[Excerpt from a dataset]
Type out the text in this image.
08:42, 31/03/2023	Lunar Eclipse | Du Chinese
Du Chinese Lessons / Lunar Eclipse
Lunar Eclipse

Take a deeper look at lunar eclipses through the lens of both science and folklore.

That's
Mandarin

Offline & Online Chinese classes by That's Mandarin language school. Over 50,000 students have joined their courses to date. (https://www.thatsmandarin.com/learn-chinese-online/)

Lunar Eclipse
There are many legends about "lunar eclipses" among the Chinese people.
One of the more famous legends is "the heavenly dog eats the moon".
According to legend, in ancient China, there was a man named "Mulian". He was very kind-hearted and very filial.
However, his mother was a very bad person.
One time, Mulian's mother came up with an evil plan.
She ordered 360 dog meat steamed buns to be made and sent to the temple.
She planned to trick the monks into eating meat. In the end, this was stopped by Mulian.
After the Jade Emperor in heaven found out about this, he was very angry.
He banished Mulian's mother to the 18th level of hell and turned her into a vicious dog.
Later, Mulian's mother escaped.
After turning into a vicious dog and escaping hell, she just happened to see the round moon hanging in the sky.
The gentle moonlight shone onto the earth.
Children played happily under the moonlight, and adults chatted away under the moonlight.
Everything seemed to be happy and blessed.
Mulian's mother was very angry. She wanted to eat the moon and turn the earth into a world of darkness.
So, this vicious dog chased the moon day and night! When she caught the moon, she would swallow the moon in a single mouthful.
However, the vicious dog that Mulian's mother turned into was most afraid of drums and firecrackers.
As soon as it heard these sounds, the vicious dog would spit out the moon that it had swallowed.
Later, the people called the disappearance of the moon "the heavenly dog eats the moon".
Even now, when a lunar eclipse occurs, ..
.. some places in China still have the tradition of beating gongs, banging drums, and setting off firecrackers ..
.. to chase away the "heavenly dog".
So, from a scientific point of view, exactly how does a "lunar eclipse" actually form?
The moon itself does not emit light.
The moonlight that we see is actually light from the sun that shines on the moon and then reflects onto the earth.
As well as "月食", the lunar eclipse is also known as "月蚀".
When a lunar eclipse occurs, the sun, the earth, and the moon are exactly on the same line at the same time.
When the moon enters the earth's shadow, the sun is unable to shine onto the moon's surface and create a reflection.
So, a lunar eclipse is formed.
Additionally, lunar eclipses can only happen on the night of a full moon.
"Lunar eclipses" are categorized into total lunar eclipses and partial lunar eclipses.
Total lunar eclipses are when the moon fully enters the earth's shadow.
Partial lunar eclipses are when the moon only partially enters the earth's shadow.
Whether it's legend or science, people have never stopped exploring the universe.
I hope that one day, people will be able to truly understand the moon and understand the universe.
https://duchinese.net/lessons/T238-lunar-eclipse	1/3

(Aim): Gather every line containing the word "Mandarin" and copy it.

(Complete answer):
Mandarin
Offline & Online Chinese classes by That's Mandarin language school. Over 50,000 students have joined their courses to date. (https://www.thatsmandarin.com/learn-chinese-online/)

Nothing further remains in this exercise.